Raw records
'''
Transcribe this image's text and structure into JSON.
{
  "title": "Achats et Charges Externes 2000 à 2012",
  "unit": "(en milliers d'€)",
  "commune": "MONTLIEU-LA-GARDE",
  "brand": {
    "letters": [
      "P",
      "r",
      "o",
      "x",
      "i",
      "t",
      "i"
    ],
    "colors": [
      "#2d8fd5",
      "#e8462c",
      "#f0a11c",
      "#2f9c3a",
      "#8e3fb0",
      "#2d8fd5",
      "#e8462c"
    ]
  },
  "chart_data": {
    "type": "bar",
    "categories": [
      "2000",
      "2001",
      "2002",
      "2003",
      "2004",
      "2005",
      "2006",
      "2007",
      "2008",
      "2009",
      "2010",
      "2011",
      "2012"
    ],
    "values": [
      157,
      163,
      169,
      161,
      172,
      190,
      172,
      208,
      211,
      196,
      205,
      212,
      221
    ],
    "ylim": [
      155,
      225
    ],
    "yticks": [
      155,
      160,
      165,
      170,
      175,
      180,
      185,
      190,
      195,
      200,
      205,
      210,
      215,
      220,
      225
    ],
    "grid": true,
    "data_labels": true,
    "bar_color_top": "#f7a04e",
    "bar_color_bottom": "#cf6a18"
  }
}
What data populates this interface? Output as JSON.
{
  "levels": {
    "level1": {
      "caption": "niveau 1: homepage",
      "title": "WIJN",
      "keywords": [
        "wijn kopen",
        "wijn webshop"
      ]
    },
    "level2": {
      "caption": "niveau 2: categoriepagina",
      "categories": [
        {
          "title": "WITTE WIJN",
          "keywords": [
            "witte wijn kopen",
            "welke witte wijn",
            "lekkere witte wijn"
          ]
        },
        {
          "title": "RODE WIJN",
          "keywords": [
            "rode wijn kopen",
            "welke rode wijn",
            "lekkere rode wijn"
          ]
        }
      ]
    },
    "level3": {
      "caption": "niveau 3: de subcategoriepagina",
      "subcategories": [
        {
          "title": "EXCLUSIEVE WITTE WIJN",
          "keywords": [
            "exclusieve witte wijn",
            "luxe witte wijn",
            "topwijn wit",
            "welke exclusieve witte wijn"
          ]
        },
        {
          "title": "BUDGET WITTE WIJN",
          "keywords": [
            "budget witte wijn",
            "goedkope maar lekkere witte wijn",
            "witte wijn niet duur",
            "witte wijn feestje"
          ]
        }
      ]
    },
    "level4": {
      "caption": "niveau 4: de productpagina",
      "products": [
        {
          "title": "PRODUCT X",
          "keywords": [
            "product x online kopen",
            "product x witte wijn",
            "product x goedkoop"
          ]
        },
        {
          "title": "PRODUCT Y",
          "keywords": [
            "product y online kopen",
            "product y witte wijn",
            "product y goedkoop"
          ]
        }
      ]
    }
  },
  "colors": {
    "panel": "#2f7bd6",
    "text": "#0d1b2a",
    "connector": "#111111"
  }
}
'''
Given exercise
Only a number is wanted here: how many lines in the data above include the string "welke"?

Reply
3